§ **Exercise data**
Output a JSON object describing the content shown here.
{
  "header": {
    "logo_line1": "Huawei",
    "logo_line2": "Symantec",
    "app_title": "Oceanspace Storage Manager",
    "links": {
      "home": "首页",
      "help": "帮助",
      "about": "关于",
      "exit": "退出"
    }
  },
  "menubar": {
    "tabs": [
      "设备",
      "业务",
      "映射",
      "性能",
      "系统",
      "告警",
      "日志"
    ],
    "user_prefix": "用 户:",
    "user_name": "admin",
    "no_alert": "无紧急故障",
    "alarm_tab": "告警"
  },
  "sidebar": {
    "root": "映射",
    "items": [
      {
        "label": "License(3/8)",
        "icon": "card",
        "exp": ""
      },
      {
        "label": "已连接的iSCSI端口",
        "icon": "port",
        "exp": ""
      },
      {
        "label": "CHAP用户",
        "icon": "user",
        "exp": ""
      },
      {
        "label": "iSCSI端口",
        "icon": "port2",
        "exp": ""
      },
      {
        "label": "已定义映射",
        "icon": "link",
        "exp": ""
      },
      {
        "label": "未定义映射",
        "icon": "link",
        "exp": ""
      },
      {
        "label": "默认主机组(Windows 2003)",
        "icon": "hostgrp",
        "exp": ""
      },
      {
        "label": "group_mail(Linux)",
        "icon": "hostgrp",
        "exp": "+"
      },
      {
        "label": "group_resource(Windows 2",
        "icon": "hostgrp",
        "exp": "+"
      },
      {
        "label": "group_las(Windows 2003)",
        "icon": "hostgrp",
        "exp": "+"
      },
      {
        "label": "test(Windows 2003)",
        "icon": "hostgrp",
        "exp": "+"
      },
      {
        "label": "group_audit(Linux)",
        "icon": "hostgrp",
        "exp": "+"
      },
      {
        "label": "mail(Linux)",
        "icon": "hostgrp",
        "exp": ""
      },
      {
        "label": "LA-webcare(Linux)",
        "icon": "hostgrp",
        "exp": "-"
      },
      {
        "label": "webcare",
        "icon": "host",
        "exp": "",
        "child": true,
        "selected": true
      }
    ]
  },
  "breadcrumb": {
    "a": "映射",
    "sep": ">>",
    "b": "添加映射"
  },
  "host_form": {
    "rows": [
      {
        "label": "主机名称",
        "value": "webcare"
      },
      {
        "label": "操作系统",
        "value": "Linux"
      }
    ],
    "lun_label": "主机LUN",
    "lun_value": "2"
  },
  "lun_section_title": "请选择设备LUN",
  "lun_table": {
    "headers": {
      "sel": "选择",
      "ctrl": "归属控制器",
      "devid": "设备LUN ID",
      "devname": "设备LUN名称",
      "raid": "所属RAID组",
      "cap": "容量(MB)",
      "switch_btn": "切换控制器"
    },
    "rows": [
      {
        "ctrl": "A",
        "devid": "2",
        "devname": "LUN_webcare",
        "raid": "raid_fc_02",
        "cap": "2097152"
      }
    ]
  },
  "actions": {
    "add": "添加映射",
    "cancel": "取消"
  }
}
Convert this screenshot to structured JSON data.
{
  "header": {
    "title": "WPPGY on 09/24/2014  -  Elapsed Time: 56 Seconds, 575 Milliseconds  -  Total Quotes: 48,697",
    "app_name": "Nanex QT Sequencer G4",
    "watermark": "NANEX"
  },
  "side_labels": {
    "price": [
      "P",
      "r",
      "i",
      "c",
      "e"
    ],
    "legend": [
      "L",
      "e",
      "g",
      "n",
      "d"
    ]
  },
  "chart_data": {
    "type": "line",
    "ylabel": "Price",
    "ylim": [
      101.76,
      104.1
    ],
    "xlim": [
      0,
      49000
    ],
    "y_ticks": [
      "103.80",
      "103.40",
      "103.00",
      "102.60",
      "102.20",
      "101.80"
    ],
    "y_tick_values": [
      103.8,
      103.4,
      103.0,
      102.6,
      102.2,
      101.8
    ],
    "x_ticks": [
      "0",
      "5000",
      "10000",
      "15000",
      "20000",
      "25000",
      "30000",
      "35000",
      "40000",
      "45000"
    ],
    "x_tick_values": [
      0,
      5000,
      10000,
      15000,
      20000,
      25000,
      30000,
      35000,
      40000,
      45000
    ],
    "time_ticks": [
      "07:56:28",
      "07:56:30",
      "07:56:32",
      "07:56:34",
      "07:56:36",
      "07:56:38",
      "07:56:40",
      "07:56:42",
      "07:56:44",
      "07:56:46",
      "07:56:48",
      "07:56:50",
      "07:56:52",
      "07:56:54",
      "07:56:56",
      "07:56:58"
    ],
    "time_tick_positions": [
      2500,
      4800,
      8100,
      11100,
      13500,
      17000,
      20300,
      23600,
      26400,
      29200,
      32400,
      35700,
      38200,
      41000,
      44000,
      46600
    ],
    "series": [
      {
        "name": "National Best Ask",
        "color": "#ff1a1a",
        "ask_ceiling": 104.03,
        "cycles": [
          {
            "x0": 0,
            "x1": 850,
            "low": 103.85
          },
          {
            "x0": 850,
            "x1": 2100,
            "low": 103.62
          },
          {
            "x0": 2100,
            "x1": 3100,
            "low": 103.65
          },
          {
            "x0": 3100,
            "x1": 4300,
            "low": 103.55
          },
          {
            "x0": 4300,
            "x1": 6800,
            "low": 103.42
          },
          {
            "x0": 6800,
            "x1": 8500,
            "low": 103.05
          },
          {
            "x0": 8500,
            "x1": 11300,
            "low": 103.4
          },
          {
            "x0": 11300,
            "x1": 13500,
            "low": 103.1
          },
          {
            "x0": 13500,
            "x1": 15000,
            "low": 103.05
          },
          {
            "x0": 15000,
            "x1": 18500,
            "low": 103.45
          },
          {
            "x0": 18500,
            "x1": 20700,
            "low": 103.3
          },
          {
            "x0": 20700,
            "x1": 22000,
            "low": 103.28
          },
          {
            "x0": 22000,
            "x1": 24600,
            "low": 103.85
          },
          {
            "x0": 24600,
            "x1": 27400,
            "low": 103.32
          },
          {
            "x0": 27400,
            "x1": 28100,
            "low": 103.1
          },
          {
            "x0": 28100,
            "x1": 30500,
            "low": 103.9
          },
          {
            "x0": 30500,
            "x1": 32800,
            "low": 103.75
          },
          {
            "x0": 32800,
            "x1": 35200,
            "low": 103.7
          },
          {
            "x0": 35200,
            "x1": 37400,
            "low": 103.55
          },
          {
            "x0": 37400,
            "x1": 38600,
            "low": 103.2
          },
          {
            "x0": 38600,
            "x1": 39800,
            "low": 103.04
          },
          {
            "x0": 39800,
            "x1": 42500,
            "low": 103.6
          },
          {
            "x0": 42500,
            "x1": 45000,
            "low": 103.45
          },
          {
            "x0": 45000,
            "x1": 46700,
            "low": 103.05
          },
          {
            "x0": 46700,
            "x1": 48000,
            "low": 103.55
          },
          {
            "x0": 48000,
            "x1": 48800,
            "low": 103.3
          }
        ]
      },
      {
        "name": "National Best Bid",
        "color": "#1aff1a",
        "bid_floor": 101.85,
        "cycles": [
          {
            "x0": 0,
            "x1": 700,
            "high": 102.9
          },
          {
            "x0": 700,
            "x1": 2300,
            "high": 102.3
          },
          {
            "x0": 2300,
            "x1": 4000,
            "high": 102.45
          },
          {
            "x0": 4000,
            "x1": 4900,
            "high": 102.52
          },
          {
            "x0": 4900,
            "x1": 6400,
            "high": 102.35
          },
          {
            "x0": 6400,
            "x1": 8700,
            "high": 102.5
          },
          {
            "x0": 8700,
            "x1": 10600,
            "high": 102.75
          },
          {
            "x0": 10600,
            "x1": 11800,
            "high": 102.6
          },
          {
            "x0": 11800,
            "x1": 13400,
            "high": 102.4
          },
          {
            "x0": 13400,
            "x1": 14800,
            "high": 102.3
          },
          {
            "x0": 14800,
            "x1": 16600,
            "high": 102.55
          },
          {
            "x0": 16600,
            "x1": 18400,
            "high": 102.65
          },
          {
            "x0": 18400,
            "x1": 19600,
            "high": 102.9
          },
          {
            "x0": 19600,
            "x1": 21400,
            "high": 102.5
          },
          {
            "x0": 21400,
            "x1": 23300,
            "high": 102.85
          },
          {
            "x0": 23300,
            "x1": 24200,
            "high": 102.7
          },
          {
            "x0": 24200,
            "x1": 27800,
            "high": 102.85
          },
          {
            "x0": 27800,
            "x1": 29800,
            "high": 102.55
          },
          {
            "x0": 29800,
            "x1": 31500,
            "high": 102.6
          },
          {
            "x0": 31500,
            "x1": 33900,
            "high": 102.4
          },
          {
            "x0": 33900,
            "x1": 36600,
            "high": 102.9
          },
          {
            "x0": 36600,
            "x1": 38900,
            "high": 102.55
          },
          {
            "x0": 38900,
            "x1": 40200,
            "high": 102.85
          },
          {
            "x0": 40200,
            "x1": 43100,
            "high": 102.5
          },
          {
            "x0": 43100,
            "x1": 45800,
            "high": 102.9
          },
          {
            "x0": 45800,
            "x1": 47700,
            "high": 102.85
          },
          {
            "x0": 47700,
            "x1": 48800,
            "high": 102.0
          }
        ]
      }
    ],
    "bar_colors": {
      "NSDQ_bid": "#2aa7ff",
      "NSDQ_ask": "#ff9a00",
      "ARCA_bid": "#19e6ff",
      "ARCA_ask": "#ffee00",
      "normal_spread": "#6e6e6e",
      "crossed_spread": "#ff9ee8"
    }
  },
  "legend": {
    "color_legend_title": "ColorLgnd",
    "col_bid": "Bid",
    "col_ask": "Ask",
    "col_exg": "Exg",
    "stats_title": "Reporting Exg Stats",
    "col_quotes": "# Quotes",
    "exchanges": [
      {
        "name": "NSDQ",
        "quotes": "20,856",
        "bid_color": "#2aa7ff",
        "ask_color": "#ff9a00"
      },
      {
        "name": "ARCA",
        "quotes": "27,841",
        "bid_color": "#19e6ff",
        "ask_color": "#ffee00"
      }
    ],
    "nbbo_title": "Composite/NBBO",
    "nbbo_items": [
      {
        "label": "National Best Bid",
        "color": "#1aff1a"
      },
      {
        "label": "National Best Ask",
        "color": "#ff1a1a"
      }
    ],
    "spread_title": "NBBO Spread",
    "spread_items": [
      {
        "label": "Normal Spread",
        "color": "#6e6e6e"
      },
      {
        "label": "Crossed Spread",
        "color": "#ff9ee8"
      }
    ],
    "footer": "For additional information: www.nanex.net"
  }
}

§ **What is being asked**
Show each line of the listing that holds the string "Windows".

§ **Finished exercise**
        "label": "默认主机组(Windows 2003)",
        "label": "group_resource(Windows 2",
        "label": "group_las(Windows 2003)",
        "label": "test(Windows 2003)",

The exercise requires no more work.